## Aim
Output the data exactly, with every line intact.

## Dataset rows
▬▬▬

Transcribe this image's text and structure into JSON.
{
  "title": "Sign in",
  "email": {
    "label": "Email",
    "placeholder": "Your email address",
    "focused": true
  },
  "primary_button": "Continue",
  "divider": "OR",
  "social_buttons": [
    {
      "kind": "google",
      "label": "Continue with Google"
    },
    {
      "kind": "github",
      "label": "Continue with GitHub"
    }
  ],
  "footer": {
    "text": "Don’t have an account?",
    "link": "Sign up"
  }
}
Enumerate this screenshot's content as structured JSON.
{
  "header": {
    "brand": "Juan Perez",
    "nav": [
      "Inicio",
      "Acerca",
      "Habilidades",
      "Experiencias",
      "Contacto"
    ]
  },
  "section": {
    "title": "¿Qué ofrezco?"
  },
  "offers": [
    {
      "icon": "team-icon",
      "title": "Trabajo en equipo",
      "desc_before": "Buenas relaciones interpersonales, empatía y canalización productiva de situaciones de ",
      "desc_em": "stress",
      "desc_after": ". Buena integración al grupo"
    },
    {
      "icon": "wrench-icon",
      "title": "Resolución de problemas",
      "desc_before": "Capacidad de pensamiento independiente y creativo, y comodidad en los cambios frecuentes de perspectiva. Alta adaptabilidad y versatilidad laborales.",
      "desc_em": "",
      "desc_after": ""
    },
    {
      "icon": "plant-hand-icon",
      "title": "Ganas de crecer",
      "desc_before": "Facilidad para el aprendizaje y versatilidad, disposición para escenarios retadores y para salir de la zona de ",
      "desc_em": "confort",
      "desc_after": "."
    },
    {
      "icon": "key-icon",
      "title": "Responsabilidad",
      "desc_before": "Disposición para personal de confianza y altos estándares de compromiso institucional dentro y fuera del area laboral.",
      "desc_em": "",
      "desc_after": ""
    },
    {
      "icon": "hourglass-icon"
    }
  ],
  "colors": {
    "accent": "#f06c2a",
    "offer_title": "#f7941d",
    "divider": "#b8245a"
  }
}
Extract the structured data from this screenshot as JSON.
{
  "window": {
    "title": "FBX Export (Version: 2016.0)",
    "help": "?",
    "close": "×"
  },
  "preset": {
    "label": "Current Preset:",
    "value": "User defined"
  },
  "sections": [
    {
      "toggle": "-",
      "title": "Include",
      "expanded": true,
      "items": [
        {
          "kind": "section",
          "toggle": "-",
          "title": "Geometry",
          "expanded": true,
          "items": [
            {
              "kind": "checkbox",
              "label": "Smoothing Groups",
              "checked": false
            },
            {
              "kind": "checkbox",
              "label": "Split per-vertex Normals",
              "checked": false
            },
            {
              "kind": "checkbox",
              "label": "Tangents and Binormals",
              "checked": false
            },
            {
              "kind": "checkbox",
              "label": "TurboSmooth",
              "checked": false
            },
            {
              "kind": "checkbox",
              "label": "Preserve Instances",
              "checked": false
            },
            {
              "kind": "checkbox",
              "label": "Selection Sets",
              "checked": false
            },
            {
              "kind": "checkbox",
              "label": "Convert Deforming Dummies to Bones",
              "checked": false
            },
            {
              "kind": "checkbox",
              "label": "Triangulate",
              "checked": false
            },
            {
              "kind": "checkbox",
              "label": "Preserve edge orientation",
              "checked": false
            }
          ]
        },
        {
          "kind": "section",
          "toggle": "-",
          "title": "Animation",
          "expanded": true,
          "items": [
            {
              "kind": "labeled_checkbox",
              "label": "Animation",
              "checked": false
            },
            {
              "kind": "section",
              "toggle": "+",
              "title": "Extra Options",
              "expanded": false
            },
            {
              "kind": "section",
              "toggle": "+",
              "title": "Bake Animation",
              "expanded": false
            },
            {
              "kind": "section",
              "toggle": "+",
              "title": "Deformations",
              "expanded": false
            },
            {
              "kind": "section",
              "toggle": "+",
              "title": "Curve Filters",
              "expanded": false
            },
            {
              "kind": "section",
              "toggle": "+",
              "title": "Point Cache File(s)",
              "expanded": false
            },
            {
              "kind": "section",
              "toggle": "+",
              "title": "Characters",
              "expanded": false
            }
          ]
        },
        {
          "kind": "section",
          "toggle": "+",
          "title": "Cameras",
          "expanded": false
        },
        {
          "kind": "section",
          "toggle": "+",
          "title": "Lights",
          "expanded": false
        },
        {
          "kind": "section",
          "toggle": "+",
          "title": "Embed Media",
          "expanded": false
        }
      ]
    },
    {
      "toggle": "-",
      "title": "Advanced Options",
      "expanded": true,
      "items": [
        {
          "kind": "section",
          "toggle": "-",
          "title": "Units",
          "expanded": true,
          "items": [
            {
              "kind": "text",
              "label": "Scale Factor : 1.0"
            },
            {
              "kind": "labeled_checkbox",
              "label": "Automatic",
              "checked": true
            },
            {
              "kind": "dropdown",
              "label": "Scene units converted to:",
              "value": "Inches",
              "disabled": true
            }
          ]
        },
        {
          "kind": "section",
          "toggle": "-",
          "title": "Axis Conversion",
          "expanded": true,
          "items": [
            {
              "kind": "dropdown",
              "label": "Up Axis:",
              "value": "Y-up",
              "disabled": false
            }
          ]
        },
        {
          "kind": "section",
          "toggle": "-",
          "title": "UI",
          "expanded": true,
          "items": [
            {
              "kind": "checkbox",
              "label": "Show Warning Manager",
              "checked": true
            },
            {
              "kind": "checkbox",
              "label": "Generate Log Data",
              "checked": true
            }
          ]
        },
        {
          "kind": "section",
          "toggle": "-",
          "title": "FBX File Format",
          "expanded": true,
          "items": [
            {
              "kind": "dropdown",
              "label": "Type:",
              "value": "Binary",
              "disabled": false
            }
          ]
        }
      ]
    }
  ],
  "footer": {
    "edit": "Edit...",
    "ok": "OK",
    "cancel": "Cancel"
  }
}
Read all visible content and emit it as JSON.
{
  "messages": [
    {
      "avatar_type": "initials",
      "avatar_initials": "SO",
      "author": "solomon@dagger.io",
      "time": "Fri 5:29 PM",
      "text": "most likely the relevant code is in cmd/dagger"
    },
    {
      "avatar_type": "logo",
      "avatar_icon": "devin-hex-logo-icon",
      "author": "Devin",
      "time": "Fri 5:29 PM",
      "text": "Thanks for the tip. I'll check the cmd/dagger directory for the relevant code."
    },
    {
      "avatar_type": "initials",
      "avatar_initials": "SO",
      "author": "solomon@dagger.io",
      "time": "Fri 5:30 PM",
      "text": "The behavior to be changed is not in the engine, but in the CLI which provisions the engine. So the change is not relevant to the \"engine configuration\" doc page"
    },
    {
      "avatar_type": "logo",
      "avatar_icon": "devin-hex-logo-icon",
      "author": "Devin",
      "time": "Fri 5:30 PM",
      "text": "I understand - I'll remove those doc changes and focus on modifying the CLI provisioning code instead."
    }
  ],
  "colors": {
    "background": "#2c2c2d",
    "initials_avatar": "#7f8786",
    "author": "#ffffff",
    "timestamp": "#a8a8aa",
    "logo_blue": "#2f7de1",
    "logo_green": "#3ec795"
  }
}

▬▬▬

## Result of this exercise
Transcribe this image's text and structure into JSON.
{
  "title": "Sign in",
  "email": {
    "label": "Email",
    "placeholder": "Your email address",
    "focused": true
  },
  "primary_button": "Continue",
  "divider": "OR",
  "social_buttons": [
    {
      "kind": "google",
      "label": "Continue with Google"
    },
    {
      "kind": "github",
      "label": "Continue with GitHub"
    }
  ],
  "footer": {
    "text": "Don’t have an account?",
    "link": "Sign up"
  }
}
Enumerate this screenshot's content as structured JSON.
{
  "header": {
    "brand": "Juan Perez",
    "nav": [
      "Inicio",
      "Acerca",
      "Habilidades",
      "Experiencias",
      "Contacto"
    ]
  },
  "section": {
    "title": "¿Qué ofrezco?"
  },
  "offers": [
    {
      "icon": "team-icon",
      "title": "Trabajo en equipo",
      "desc_before": "Buenas relaciones interpersonales, empatía y canalización productiva de situaciones de ",
      "desc_em": "stress",
      "desc_after": ". Buena integración al grupo"
    },
    {
      "icon": "wrench-icon",
      "title": "Resolución de problemas",
      "desc_before": "Capacidad de pensamiento independiente y creativo, y comodidad en los cambios frecuentes de perspectiva. Alta adaptabilidad y versatilidad laborales.",
      "desc_em": "",
      "desc_after": ""
    },
    {
      "icon": "plant-hand-icon",
      "title": "Ganas de crecer",
      "desc_before": "Facilidad para el aprendizaje y versatilidad, disposición para escenarios retadores y para salir de la zona de ",
      "desc_em": "confort",
      "desc_after": "."
    },
    {
      "icon": "key-icon",
      "title": "Responsabilidad",
      "desc_before": "Disposición para personal de confianza y altos estándares de compromiso institucional dentro y fuera del area laboral.",
      "desc_em": "",
      "desc_after": ""
    },
    {
      "icon": "hourglass-icon"
    }
  ],
  "colors": {
    "accent": "#f06c2a",
    "offer_title": "#f7941d",
    "divider": "#b8245a"
  }
}
Extract the structured data from this screenshot as JSON.
{
  "window": {
    "title": "FBX Export (Version: 2016.0)",
    "help": "?",
    "close": "×"
  },
  "preset": {
    "label": "Current Preset:",
    "value": "User defined"
  },
  "sections": [
    {
      "toggle": "-",
      "title": "Include",
      "expanded": true,
      "items": [
        {
          "kind": "section",
          "toggle": "-",
          "title": "Geometry",
          "expanded": true,
          "items": [
            {
              "kind": "checkbox",
              "label": "Smoothing Groups",
              "checked": false
            },
            {
              "kind": "checkbox",
              "label": "Split per-vertex Normals",
              "checked": false
            },
            {
              "kind": "checkbox",
              "label": "Tangents and Binormals",
              "checked": false
            },
            {
              "kind": "checkbox",
              "label": "TurboSmooth",
              "checked": false
            },
            {
              "kind": "checkbox",
              "label": "Preserve Instances",
              "checked": false
            },
            {
              "kind": "checkbox",
              "label": "Selection Sets",
              "checked": false
            },
            {
              "kind": "checkbox",
              "label": "Convert Deforming Dummies to Bones",
              "checked": false
            },
            {
              "kind": "checkbox",
              "label": "Triangulate",
              "checked": false
            },
            {
              "kind": "checkbox",
              "label": "Preserve edge orientation",
              "checked": false
            }
          ]
        },
        {
          "kind": "section",
          "toggle": "-",
          "title": "Animation",
          "expanded": true,
          "items": [
            {
              "kind": "labeled_checkbox",
              "label": "Animation",
              "checked": false
            },
            {
              "kind": "section",
              "toggle": "+",
              "title": "Extra Options",
              "expanded": false
            },
            {
              "kind": "section",
              "toggle": "+",
              "title": "Bake Animation",
              "expanded": false
            },
            {
              "kind": "section",
              "toggle": "+",
              "title": "Deformations",
              "expanded": false
            },
            {
              "kind": "section",
              "toggle": "+",
              "title": "Curve Filters",
              "expanded": false
            },
            {
              "kind": "section",
              "toggle": "+",
              "title": "Point Cache File(s)",
              "expanded": false
            },
            {
              "kind": "section",
              "toggle": "+",
              "title": "Characters",
              "expanded": false
            }
          ]
        },
        {
          "kind": "section",
          "toggle": "+",
          "title": "Cameras",
          "expanded": false
        },
        {
          "kind": "section",
          "toggle": "+",
          "title": "Lights",
          "expanded": false
        },
        {
          "kind": "section",
          "toggle": "+",
          "title": "Embed Media",
          "expanded": false
        }
      ]
    },
    {
      "toggle": "-",
      "title": "Advanced Options",
      "expanded": true,
      "items": [
        {
          "kind": "section",
          "toggle": "-",
          "title": "Units",
          "expanded": true,
          "items": [
            {
              "kind": "text",
              "label": "Scale Factor : 1.0"
            },
            {
              "kind": "labeled_checkbox",
              "label": "Automatic",
              "checked": true
            },
            {
              "kind": "dropdown",
              "label": "Scene units converted to:",
              "value": "Inches",
              "disabled": true
            }
          ]
        },
        {
          "kind": "section",
          "toggle": "-",
          "title": "Axis Conversion",
          "expanded": true,
          "items": [
            {
              "kind": "dropdown",
              "label": "Up Axis:",
              "value": "Y-up",
              "disabled": false
            }
          ]
        },
        {
          "kind": "section",
          "toggle": "-",
          "title": "UI",
          "expanded": true,
          "items": [
            {
              "kind": "checkbox",
              "label": "Show Warning Manager",
              "checked": true
            },
            {
              "kind": "checkbox",
              "label": "Generate Log Data",
              "checked": true
            }
          ]
        },
        {
          "kind": "section",
          "toggle": "-",
          "title": "FBX File Format",
          "expanded": true,
          "items": [
            {
              "kind": "dropdown",
              "label": "Type:",
              "value": "Binary",
              "disabled": false
            }
          ]
        }
      ]
    }
  ],
  "footer": {
    "edit": "Edit...",
    "ok": "OK",
    "cancel": "Cancel"
  }
}
Read all visible content and emit it as JSON.
{
  "messages": [
    {
      "avatar_type": "initials",
      "avatar_initials": "SO",
      "author": "solomon@dagger.io",
      "time": "Fri 5:29 PM",
      "text": "most likely the relevant code is in cmd/dagger"
    },
    {
      "avatar_type": "logo",
      "avatar_icon": "devin-hex-logo-icon",
      "author": "Devin",
      "time": "Fri 5:29 PM",
      "text": "Thanks for the tip. I'll check the cmd/dagger directory for the relevant code."
    },
    {
      "avatar_type": "initials",
      "avatar_initials": "SO",
      "author": "solomon@dagger.io",
      "time": "Fri 5:30 PM",
      "text": "The behavior to be changed is not in the engine, but in the CLI which provisions the engine. So the change is not relevant to the \"engine configuration\" doc page"
    },
    {
      "avatar_type": "logo",
      "avatar_icon": "devin-hex-logo-icon",
      "author": "Devin",
      "time": "Fri 5:30 PM",
      "text": "I understand - I'll remove those doc changes and focus on modifying the CLI provisioning code instead."
    }
  ],
  "colors": {
    "background": "#2c2c2d",
    "initials_avatar": "#7f8786",
    "author": "#ffffff",
    "timestamp": "#a8a8aa",
    "logo_blue": "#2f7de1",
    "logo_green": "#3ec795"
  }
}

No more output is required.